> Exercise details
From the entries below, copy every line where the string "this" appears.

> Records about charts and figures
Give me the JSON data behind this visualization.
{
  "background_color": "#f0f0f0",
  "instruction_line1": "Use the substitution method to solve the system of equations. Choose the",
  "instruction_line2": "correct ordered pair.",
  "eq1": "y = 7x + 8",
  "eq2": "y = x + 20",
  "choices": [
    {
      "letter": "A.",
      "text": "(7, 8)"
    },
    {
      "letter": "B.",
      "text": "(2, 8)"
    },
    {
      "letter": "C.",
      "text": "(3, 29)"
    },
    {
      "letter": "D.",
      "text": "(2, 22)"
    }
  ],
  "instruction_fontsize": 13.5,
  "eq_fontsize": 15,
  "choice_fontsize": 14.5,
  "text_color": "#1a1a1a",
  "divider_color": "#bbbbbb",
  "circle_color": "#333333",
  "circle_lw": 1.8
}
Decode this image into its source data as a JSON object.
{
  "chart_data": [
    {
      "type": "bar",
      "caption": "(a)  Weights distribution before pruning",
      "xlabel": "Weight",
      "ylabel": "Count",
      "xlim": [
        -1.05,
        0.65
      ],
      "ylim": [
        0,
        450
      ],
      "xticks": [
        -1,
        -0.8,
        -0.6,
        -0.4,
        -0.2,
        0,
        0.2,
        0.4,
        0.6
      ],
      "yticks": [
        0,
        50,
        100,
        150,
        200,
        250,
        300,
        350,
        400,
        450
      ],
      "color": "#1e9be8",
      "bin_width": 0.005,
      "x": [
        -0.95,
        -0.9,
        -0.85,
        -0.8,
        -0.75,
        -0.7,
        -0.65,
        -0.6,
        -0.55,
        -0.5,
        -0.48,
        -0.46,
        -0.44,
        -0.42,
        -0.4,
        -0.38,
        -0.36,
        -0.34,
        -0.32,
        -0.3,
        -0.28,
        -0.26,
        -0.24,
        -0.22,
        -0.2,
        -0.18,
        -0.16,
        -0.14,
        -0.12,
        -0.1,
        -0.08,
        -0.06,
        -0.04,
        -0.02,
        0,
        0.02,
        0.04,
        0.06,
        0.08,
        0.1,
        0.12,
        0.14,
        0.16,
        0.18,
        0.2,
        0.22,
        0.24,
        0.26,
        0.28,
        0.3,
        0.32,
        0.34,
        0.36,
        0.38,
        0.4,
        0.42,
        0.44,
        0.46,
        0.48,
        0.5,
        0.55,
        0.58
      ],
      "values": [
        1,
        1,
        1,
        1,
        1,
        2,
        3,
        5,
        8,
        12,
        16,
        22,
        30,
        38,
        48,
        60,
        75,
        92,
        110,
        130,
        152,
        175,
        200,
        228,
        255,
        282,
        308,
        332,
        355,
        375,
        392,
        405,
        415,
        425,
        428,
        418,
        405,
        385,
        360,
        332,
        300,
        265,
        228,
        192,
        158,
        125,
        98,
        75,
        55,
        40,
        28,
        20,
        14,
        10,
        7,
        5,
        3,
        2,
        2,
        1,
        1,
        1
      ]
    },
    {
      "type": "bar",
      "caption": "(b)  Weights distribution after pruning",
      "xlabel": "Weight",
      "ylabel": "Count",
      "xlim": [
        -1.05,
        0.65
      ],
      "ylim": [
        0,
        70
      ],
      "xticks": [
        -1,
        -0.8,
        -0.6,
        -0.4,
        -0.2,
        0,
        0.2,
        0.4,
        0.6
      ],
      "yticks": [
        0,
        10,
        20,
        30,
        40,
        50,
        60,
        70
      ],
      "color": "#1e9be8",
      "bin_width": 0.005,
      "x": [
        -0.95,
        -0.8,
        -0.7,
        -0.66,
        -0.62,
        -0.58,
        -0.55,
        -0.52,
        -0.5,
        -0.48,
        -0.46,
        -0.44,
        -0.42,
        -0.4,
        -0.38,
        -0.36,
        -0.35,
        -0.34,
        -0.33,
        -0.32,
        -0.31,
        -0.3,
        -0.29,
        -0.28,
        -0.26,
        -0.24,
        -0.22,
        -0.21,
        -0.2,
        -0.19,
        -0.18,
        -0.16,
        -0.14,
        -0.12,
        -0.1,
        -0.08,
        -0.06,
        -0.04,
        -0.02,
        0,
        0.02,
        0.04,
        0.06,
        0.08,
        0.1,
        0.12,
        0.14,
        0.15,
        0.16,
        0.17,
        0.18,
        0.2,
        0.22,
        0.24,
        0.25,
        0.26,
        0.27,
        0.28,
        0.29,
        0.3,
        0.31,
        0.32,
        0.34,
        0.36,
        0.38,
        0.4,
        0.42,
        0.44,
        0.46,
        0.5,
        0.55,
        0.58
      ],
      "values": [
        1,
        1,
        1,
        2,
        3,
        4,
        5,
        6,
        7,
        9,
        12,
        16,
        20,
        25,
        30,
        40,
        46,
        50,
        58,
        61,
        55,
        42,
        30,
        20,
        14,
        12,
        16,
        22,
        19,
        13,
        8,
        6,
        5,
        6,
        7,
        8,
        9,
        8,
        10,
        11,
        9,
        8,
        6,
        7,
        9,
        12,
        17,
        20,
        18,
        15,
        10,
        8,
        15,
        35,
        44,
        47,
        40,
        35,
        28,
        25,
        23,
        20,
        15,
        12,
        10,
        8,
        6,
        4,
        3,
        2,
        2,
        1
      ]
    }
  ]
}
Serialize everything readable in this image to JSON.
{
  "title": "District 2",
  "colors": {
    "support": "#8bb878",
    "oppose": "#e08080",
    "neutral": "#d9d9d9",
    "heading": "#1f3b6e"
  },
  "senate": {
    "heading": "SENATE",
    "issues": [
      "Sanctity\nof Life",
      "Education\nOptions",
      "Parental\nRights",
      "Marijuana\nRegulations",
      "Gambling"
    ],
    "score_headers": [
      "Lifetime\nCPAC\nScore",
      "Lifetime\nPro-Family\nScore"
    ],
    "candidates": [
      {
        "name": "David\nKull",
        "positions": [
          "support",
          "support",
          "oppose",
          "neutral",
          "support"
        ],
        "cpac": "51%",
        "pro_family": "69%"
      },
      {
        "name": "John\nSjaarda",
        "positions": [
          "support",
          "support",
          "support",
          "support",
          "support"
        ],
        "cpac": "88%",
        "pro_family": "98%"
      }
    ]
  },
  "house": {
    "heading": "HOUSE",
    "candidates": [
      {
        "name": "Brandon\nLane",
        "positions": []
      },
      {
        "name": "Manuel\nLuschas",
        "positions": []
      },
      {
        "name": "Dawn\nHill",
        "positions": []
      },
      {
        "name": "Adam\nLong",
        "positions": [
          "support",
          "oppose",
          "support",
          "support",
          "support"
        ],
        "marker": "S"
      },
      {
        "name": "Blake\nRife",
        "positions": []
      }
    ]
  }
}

> Result below
Give me the JSON data behind this visualization.
Decode this image into its source data as a JSON object.
Serialize everything readable in this image to JSON.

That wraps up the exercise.